### Provided records

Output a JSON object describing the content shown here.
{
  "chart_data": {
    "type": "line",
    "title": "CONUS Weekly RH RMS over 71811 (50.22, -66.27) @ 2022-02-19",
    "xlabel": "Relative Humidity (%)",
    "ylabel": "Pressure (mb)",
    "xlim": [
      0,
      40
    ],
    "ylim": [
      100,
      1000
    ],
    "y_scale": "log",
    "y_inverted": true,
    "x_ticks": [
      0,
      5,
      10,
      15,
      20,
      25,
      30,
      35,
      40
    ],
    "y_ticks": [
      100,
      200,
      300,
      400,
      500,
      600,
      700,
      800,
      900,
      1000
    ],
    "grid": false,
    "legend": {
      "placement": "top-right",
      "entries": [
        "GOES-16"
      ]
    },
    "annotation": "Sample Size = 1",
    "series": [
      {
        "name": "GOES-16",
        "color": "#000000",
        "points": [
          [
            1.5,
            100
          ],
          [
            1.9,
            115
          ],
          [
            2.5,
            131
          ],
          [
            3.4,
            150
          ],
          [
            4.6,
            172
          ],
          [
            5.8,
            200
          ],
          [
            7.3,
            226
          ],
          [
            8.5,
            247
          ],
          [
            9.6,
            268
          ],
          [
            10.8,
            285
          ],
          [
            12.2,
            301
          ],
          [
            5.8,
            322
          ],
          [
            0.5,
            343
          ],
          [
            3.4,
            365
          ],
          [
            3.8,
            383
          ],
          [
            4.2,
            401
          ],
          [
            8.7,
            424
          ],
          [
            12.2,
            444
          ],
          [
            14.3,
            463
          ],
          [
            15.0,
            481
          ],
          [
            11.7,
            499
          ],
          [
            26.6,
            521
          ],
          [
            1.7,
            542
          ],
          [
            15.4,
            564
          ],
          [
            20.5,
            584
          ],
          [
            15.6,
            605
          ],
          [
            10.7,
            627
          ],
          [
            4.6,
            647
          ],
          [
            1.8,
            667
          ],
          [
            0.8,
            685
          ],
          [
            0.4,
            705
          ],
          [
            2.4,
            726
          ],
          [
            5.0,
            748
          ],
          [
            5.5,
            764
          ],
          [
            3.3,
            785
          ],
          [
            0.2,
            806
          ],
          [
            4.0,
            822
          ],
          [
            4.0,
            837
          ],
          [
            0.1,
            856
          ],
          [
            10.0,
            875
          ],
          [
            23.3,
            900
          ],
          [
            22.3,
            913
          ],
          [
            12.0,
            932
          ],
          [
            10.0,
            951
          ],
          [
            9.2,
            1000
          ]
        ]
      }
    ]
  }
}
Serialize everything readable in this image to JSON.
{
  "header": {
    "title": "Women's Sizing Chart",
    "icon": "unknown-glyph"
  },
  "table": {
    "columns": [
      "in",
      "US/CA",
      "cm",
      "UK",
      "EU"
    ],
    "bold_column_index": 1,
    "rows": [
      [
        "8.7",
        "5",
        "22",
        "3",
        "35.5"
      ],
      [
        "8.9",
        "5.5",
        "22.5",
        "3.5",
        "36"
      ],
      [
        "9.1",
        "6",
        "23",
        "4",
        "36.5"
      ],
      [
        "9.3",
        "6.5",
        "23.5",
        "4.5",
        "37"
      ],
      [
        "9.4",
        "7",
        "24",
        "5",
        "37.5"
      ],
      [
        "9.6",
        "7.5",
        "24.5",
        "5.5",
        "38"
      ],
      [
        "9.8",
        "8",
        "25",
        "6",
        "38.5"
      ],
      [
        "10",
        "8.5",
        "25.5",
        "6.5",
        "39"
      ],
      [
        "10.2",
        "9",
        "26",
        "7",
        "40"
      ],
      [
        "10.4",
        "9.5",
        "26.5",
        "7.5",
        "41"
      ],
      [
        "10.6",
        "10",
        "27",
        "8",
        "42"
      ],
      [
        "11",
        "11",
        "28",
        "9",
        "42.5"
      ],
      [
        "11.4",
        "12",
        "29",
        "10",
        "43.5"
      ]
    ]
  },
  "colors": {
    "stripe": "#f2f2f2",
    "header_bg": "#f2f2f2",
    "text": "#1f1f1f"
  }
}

### The exercise
Of all the lines in the material above, how many contain the word "title"? Give only the count.

### Finished task
2